> INSTRUCTIONS TO FOLLOW
Go through the entries and count the lines with the string "Hunt" in them. Give only that number.

> INFORMATION SUPPLIED
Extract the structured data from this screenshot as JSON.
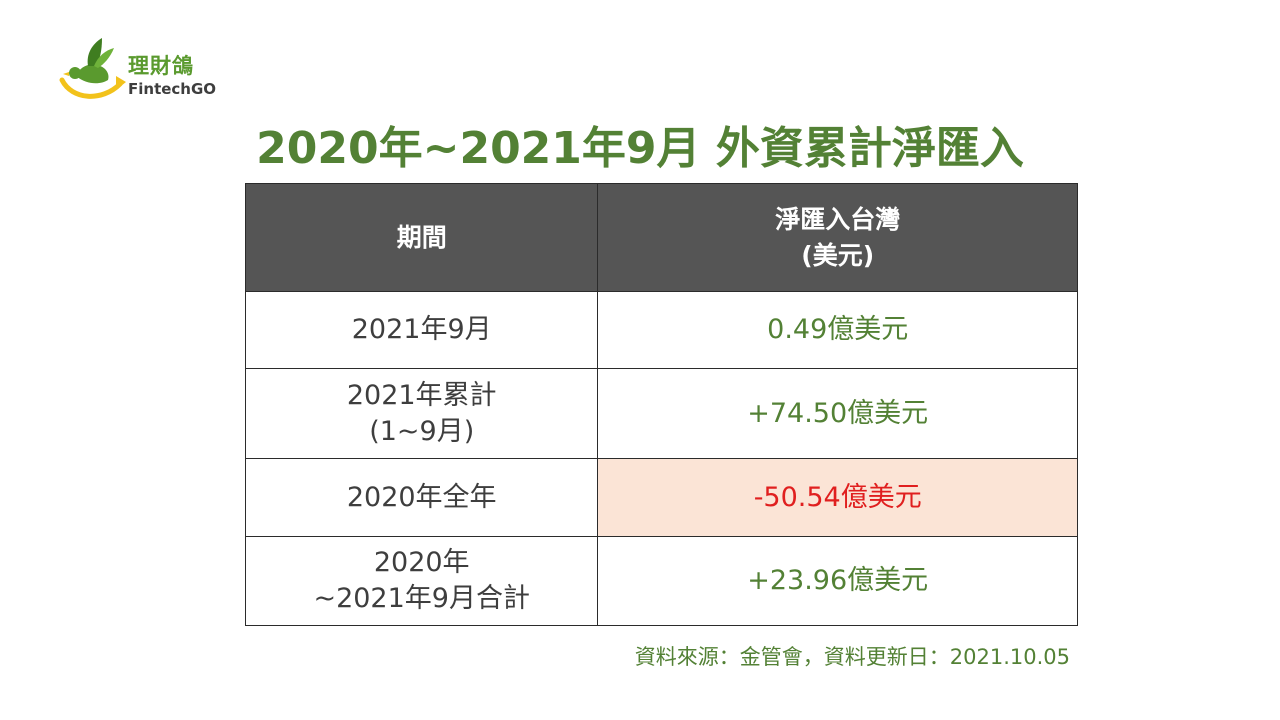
{
  "logo": {
    "name_cn": "理財鴿",
    "name_en": "FintechGO"
  },
  "colors": {
    "accent_green": "#538135",
    "header_bg": "#555555",
    "negative_red": "#e01f1f",
    "negative_bg": "#fbe4d6"
  },
  "title": "2020年~2021年9月  外資累計淨匯入",
  "table": {
    "headers": {
      "period": "期間",
      "value_line1": "淨匯入台灣",
      "value_line2": "(美元)"
    },
    "rows": [
      {
        "period_line1": "2021年9月",
        "period_line2": "",
        "value": "0.49億美元"
      },
      {
        "period_line1": "2021年累計",
        "period_line2": "(1~9月)",
        "value": "+74.50億美元"
      },
      {
        "period_line1": "2020年全年",
        "period_line2": "",
        "value": "-50.54億美元"
      },
      {
        "period_line1": "2020年",
        "period_line2": "~2021年9月合計",
        "value": "+23.96億美元"
      }
    ]
  },
  "source": "資料來源：金管會，資料更新日：2021.10.05"
}
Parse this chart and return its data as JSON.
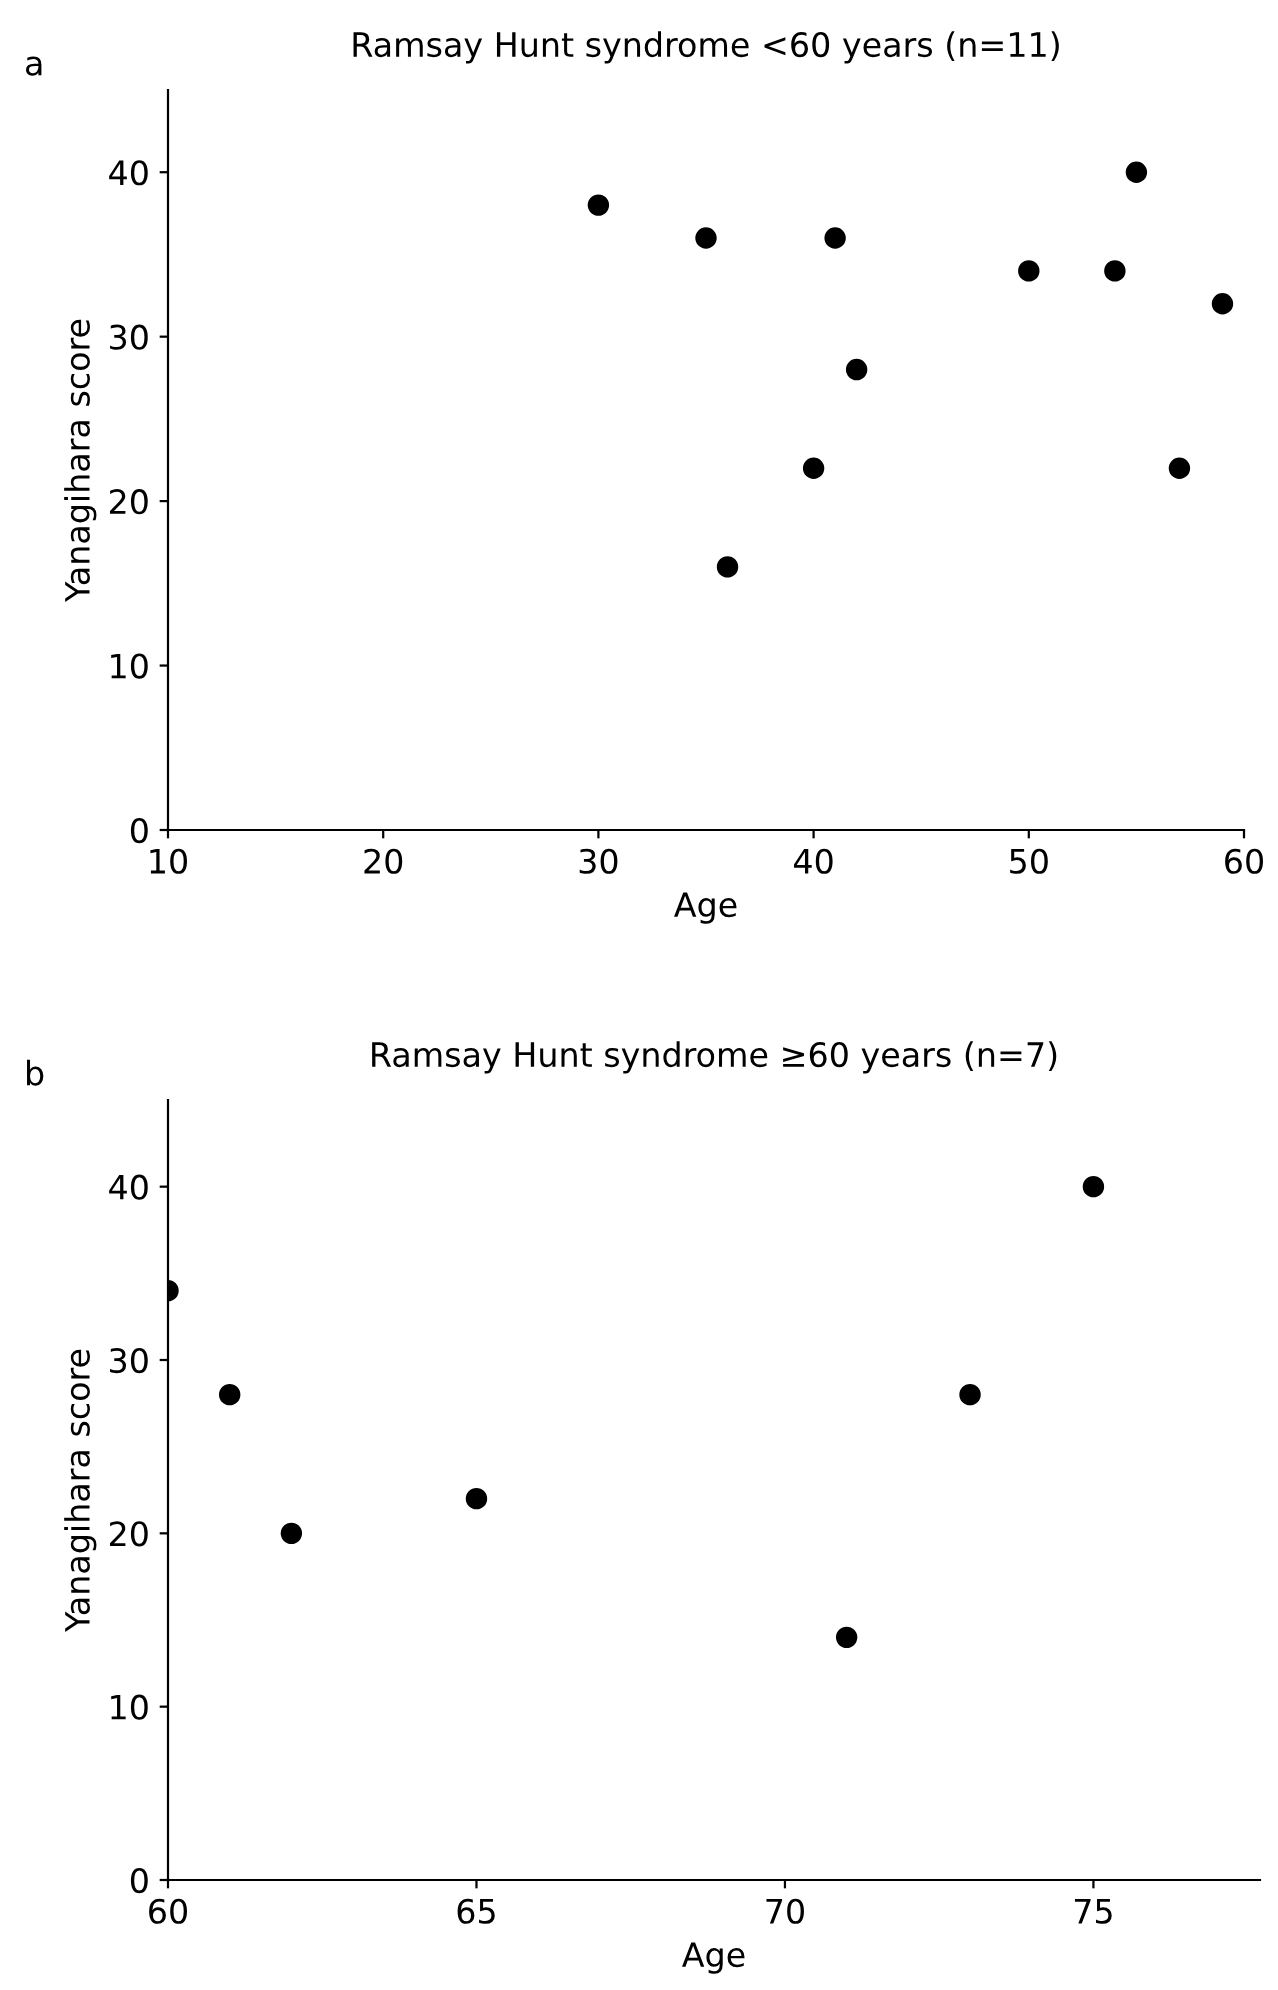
{
  "chart_data": [
    {
      "type": "scatter",
      "title": "Ramsay Hunt syndrome <60 years (n=11)",
      "xlabel": "Age",
      "ylabel": "Yanagihara score",
      "annotations": [
        "a"
      ],
      "x": [
        30,
        35,
        36,
        40,
        41,
        42,
        50,
        54,
        55,
        57,
        59
      ],
      "values": [
        38,
        36,
        16,
        22,
        36,
        28,
        34,
        34,
        40,
        22,
        32
      ],
      "color": "#000000",
      "marker": "circle",
      "xlim": [
        10,
        60
      ],
      "xticks": [
        10,
        20,
        30,
        40,
        50,
        60
      ],
      "ylim": [
        0,
        45
      ],
      "yticks": [
        0,
        10,
        20,
        30,
        40
      ],
      "grid": false
    },
    {
      "type": "scatter",
      "title": "Ramsay Hunt syndrome ≥60 years (n=7)",
      "xlabel": "Age",
      "ylabel": "Yanagihara score",
      "annotations": [
        "b"
      ],
      "x": [
        60,
        61,
        62,
        65,
        71,
        73,
        75
      ],
      "values": [
        34,
        28,
        20,
        22,
        14,
        28,
        40
      ],
      "color": "#000000",
      "marker": "circle",
      "xlim": [
        60,
        77.7
      ],
      "xticks": [
        60,
        65,
        70,
        75
      ],
      "ylim": [
        0,
        45
      ],
      "yticks": [
        0,
        10,
        20,
        30,
        40
      ],
      "grid": false
    }
  ]
}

> OUTPUT FOR THIS TASK
2